Repeat each line exactly, leaving nothing out.

INFORMATION SHOWN:
>> Start

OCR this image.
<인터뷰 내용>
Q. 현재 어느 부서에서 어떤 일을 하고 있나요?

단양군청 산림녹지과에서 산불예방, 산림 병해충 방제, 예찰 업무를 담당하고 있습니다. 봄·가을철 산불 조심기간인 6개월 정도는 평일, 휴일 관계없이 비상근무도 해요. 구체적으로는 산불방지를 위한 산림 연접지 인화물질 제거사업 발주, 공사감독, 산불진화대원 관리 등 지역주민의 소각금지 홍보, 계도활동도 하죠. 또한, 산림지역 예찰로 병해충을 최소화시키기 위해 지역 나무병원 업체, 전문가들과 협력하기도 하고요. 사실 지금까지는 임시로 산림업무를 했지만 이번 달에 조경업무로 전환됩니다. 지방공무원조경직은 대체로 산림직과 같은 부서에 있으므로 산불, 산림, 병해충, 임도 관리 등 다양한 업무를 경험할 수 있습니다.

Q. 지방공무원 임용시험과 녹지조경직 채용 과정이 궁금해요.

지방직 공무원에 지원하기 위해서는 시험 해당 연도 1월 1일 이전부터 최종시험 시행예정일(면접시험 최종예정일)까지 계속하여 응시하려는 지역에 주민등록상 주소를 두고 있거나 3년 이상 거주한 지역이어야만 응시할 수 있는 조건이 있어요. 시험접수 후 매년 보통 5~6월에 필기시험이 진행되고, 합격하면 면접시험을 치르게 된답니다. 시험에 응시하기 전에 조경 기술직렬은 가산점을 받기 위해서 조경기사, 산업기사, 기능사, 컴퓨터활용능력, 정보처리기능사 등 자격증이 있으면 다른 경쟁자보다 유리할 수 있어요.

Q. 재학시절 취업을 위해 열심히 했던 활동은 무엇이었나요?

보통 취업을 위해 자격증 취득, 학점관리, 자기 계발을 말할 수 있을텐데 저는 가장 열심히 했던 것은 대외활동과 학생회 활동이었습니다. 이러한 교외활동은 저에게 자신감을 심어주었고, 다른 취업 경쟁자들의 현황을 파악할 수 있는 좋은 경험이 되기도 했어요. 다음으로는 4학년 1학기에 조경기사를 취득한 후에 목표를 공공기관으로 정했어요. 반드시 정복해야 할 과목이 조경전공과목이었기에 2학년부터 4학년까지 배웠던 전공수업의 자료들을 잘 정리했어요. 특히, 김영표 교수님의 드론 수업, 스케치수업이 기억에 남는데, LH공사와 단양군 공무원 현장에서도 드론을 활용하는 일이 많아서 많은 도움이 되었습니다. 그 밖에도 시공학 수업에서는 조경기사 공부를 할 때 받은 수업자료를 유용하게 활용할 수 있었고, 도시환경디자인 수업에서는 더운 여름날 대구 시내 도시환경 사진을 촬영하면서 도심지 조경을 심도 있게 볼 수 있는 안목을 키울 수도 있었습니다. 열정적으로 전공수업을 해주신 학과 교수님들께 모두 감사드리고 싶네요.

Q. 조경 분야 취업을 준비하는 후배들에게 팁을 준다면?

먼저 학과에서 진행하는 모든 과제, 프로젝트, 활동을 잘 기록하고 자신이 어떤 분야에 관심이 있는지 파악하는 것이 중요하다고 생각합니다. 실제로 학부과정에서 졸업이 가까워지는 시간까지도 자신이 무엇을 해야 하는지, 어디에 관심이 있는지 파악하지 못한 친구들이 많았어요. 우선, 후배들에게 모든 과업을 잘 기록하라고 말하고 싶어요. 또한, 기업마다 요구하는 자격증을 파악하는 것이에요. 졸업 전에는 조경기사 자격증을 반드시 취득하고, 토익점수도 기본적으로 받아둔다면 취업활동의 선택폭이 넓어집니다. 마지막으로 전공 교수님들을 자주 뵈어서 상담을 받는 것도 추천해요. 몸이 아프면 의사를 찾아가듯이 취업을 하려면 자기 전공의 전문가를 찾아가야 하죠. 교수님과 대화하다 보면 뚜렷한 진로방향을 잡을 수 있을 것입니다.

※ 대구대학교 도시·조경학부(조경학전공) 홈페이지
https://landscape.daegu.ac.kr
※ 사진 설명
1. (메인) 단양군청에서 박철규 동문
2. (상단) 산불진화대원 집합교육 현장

>> End

SOLUTION FOR THIS EXERCISE:
OCR this image.
<인터뷰 내용>
Q. 현재 어느 부서에서 어떤 일을 하고 있나요?

단양군청 산림녹지과에서 산불예방, 산림 병해충 방제, 예찰 업무를 담당하고 있습니다. 봄·가을철 산불 조심기간인 6개월 정도는 평일, 휴일 관계없이 비상근무도 해요. 구체적으로는 산불방지를 위한 산림 연접지 인화물질 제거사업 발주, 공사감독, 산불진화대원 관리 등 지역주민의 소각금지 홍보, 계도활동도 하죠. 또한, 산림지역 예찰로 병해충을 최소화시키기 위해 지역 나무병원 업체, 전문가들과 협력하기도 하고요. 사실 지금까지는 임시로 산림업무를 했지만 이번 달에 조경업무로 전환됩니다. 지방공무원조경직은 대체로 산림직과 같은 부서에 있으므로 산불, 산림, 병해충, 임도 관리 등 다양한 업무를 경험할 수 있습니다.

Q. 지방공무원 임용시험과 녹지조경직 채용 과정이 궁금해요.

지방직 공무원에 지원하기 위해서는 시험 해당 연도 1월 1일 이전부터 최종시험 시행예정일(면접시험 최종예정일)까지 계속하여 응시하려는 지역에 주민등록상 주소를 두고 있거나 3년 이상 거주한 지역이어야만 응시할 수 있는 조건이 있어요. 시험접수 후 매년 보통 5~6월에 필기시험이 진행되고, 합격하면 면접시험을 치르게 된답니다. 시험에 응시하기 전에 조경 기술직렬은 가산점을 받기 위해서 조경기사, 산업기사, 기능사, 컴퓨터활용능력, 정보처리기능사 등 자격증이 있으면 다른 경쟁자보다 유리할 수 있어요.

Q. 재학시절 취업을 위해 열심히 했던 활동은 무엇이었나요?

보통 취업을 위해 자격증 취득, 학점관리, 자기 계발을 말할 수 있을텐데 저는 가장 열심히 했던 것은 대외활동과 학생회 활동이었습니다. 이러한 교외활동은 저에게 자신감을 심어주었고, 다른 취업 경쟁자들의 현황을 파악할 수 있는 좋은 경험이 되기도 했어요. 다음으로는 4학년 1학기에 조경기사를 취득한 후에 목표를 공공기관으로 정했어요. 반드시 정복해야 할 과목이 조경전공과목이었기에 2학년부터 4학년까지 배웠던 전공수업의 자료들을 잘 정리했어요. 특히, 김영표 교수님의 드론 수업, 스케치수업이 기억에 남는데, LH공사와 단양군 공무원 현장에서도 드론을 활용하는 일이 많아서 많은 도움이 되었습니다. 그 밖에도 시공학 수업에서는 조경기사 공부를 할 때 받은 수업자료를 유용하게 활용할 수 있었고, 도시환경디자인 수업에서는 더운 여름날 대구 시내 도시환경 사진을 촬영하면서 도심지 조경을 심도 있게 볼 수 있는 안목을 키울 수도 있었습니다. 열정적으로 전공수업을 해주신 학과 교수님들께 모두 감사드리고 싶네요.

Q. 조경 분야 취업을 준비하는 후배들에게 팁을 준다면?

먼저 학과에서 진행하는 모든 과제, 프로젝트, 활동을 잘 기록하고 자신이 어떤 분야에 관심이 있는지 파악하는 것이 중요하다고 생각합니다. 실제로 학부과정에서 졸업이 가까워지는 시간까지도 자신이 무엇을 해야 하는지, 어디에 관심이 있는지 파악하지 못한 친구들이 많았어요. 우선, 후배들에게 모든 과업을 잘 기록하라고 말하고 싶어요. 또한, 기업마다 요구하는 자격증을 파악하는 것이에요. 졸업 전에는 조경기사 자격증을 반드시 취득하고, 토익점수도 기본적으로 받아둔다면 취업활동의 선택폭이 넓어집니다. 마지막으로 전공 교수님들을 자주 뵈어서 상담을 받는 것도 추천해요. 몸이 아프면 의사를 찾아가듯이 취업을 하려면 자기 전공의 전문가를 찾아가야 하죠. 교수님과 대화하다 보면 뚜렷한 진로방향을 잡을 수 있을 것입니다.

※ 대구대학교 도시·조경학부(조경학전공) 홈페이지
https://landscape.daegu.ac.kr
※ 사진 설명
1. (메인) 단양군청에서 박철규 동문
2. (상단) 산불진화대원 집합교육 현장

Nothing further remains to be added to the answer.